Written problem ::
Give an exact copy of every line, leaving images out.

— Start of Entries supplied —

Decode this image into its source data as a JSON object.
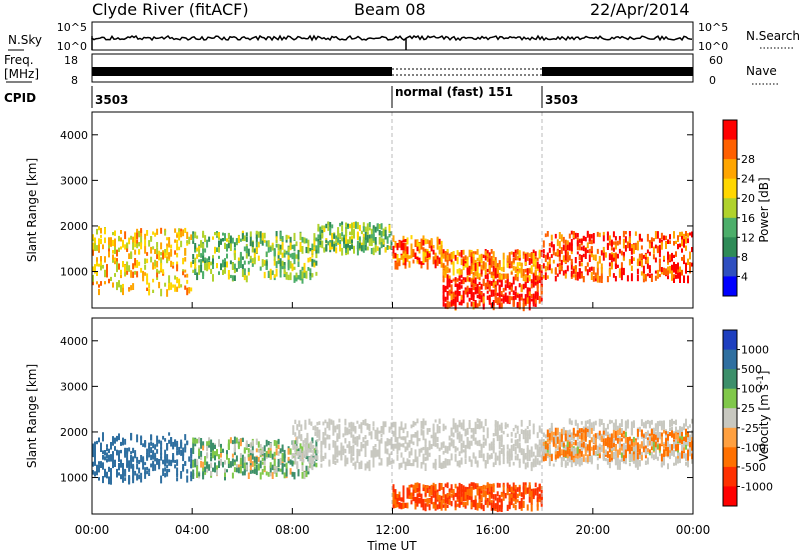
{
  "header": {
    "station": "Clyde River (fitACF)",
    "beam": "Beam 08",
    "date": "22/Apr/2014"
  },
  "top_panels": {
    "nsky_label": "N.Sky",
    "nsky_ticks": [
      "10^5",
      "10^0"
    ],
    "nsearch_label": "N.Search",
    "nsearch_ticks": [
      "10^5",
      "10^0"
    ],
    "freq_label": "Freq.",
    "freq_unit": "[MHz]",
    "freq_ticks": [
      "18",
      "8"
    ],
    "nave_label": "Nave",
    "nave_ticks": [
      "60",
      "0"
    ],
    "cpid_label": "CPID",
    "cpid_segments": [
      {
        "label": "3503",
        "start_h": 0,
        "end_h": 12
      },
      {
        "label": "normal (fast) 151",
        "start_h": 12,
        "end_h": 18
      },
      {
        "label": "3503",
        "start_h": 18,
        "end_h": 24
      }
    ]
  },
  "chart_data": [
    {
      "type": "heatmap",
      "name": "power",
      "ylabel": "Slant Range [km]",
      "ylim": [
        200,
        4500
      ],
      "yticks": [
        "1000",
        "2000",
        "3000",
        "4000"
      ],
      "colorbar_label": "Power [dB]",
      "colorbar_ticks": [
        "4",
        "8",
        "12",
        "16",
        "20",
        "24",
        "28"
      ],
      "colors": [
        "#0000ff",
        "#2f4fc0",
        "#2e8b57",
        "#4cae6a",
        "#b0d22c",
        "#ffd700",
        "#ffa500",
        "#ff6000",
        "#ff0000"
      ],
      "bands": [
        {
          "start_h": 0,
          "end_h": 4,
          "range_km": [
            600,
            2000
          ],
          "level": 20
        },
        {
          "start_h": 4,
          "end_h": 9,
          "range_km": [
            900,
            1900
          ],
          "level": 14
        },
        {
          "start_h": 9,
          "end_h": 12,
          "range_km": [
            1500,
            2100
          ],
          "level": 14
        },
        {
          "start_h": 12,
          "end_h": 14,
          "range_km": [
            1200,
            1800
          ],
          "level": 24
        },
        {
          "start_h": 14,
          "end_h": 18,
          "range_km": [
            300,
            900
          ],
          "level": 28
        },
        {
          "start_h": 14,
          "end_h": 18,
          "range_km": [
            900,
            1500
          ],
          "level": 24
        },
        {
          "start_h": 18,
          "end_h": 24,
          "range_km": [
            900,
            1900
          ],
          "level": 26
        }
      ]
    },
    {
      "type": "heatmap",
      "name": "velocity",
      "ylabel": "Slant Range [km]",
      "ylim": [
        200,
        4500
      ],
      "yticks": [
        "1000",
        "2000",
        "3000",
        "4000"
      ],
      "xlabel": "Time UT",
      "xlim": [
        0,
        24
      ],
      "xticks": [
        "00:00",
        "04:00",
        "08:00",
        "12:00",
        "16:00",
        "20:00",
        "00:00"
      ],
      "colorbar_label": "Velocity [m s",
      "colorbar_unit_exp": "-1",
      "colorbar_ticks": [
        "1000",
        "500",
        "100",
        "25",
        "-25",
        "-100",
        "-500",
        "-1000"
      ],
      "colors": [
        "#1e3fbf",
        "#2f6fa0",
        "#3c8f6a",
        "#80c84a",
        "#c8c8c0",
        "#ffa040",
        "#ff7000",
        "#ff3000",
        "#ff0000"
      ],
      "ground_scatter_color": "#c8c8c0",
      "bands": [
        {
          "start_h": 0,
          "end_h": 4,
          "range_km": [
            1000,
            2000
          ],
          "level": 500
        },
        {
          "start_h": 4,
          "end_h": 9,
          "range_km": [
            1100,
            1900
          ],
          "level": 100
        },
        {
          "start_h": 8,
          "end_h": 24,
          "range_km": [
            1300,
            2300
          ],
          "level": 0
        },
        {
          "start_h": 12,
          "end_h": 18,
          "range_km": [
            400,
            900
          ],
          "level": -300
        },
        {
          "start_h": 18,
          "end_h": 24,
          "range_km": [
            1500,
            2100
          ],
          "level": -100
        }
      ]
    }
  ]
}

— End of Entries supplied —

Result of this exercise ::
Decode this image into its source data as a JSON object.
{
  "header": {
    "station": "Clyde River (fitACF)",
    "beam": "Beam 08",
    "date": "22/Apr/2014"
  },
  "top_panels": {
    "nsky_label": "N.Sky",
    "nsky_ticks": [
      "10^5",
      "10^0"
    ],
    "nsearch_label": "N.Search",
    "nsearch_ticks": [
      "10^5",
      "10^0"
    ],
    "freq_label": "Freq.",
    "freq_unit": "[MHz]",
    "freq_ticks": [
      "18",
      "8"
    ],
    "nave_label": "Nave",
    "nave_ticks": [
      "60",
      "0"
    ],
    "cpid_label": "CPID",
    "cpid_segments": [
      {
        "label": "3503",
        "start_h": 0,
        "end_h": 12
      },
      {
        "label": "normal (fast) 151",
        "start_h": 12,
        "end_h": 18
      },
      {
        "label": "3503",
        "start_h": 18,
        "end_h": 24
      }
    ]
  },
  "chart_data": [
    {
      "type": "heatmap",
      "name": "power",
      "ylabel": "Slant Range [km]",
      "ylim": [
        200,
        4500
      ],
      "yticks": [
        "1000",
        "2000",
        "3000",
        "4000"
      ],
      "colorbar_label": "Power [dB]",
      "colorbar_ticks": [
        "4",
        "8",
        "12",
        "16",
        "20",
        "24",
        "28"
      ],
      "colors": [
        "#0000ff",
        "#2f4fc0",
        "#2e8b57",
        "#4cae6a",
        "#b0d22c",
        "#ffd700",
        "#ffa500",
        "#ff6000",
        "#ff0000"
      ],
      "bands": [
        {
          "start_h": 0,
          "end_h": 4,
          "range_km": [
            600,
            2000
          ],
          "level": 20
        },
        {
          "start_h": 4,
          "end_h": 9,
          "range_km": [
            900,
            1900
          ],
          "level": 14
        },
        {
          "start_h": 9,
          "end_h": 12,
          "range_km": [
            1500,
            2100
          ],
          "level": 14
        },
        {
          "start_h": 12,
          "end_h": 14,
          "range_km": [
            1200,
            1800
          ],
          "level": 24
        },
        {
          "start_h": 14,
          "end_h": 18,
          "range_km": [
            300,
            900
          ],
          "level": 28
        },
        {
          "start_h": 14,
          "end_h": 18,
          "range_km": [
            900,
            1500
          ],
          "level": 24
        },
        {
          "start_h": 18,
          "end_h": 24,
          "range_km": [
            900,
            1900
          ],
          "level": 26
        }
      ]
    },
    {
      "type": "heatmap",
      "name": "velocity",
      "ylabel": "Slant Range [km]",
      "ylim": [
        200,
        4500
      ],
      "yticks": [
        "1000",
        "2000",
        "3000",
        "4000"
      ],
      "xlabel": "Time UT",
      "xlim": [
        0,
        24
      ],
      "xticks": [
        "00:00",
        "04:00",
        "08:00",
        "12:00",
        "16:00",
        "20:00",
        "00:00"
      ],
      "colorbar_label": "Velocity [m s",
      "colorbar_unit_exp": "-1",
      "colorbar_ticks": [
        "1000",
        "500",
        "100",
        "25",
        "-25",
        "-100",
        "-500",
        "-1000"
      ],
      "colors": [
        "#1e3fbf",
        "#2f6fa0",
        "#3c8f6a",
        "#80c84a",
        "#c8c8c0",
        "#ffa040",
        "#ff7000",
        "#ff3000",
        "#ff0000"
      ],
      "ground_scatter_color": "#c8c8c0",
      "bands": [
        {
          "start_h": 0,
          "end_h": 4,
          "range_km": [
            1000,
            2000
          ],
          "level": 500
        },
        {
          "start_h": 4,
          "end_h": 9,
          "range_km": [
            1100,
            1900
          ],
          "level": 100
        },
        {
          "start_h": 8,
          "end_h": 24,
          "range_km": [
            1300,
            2300
          ],
          "level": 0
        },
        {
          "start_h": 12,
          "end_h": 18,
          "range_km": [
            400,
            900
          ],
          "level": -300
        },
        {
          "start_h": 18,
          "end_h": 24,
          "range_km": [
            1500,
            2100
          ],
          "level": -100
        }
      ]
    }
  ]
}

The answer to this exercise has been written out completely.